Request:
Copy out the complete listing, word for word.

Extracted data entries:
####################

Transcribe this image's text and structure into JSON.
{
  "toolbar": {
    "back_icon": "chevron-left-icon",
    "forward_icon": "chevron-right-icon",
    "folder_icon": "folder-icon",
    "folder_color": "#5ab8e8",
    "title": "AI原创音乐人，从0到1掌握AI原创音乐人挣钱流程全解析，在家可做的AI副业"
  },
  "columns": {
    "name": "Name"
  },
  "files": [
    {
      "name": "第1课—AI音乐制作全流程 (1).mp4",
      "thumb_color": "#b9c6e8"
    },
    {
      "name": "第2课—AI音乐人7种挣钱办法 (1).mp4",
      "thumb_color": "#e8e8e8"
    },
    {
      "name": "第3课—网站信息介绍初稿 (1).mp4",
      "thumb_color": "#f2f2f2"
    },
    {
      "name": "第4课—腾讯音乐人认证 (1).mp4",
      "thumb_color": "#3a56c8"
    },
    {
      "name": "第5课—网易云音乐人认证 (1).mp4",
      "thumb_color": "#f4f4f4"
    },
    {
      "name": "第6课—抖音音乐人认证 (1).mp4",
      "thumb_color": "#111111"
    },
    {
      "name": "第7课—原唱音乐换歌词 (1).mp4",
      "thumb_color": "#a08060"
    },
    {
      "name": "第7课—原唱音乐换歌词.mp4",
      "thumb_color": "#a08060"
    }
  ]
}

####################

Answer to the task:
Transcribe this image's text and structure into JSON.
{
  "toolbar": {
    "back_icon": "chevron-left-icon",
    "forward_icon": "chevron-right-icon",
    "folder_icon": "folder-icon",
    "folder_color": "#5ab8e8",
    "title": "AI原创音乐人，从0到1掌握AI原创音乐人挣钱流程全解析，在家可做的AI副业"
  },
  "columns": {
    "name": "Name"
  },
  "files": [
    {
      "name": "第1课—AI音乐制作全流程 (1).mp4",
      "thumb_color": "#b9c6e8"
    },
    {
      "name": "第2课—AI音乐人7种挣钱办法 (1).mp4",
      "thumb_color": "#e8e8e8"
    },
    {
      "name": "第3课—网站信息介绍初稿 (1).mp4",
      "thumb_color": "#f2f2f2"
    },
    {
      "name": "第4课—腾讯音乐人认证 (1).mp4",
      "thumb_color": "#3a56c8"
    },
    {
      "name": "第5课—网易云音乐人认证 (1).mp4",
      "thumb_color": "#f4f4f4"
    },
    {
      "name": "第6课—抖音音乐人认证 (1).mp4",
      "thumb_color": "#111111"
    },
    {
      "name": "第7课—原唱音乐换歌词 (1).mp4",
      "thumb_color": "#a08060"
    },
    {
      "name": "第7课—原唱音乐换歌词.mp4",
      "thumb_color": "#a08060"
    }
  ]
}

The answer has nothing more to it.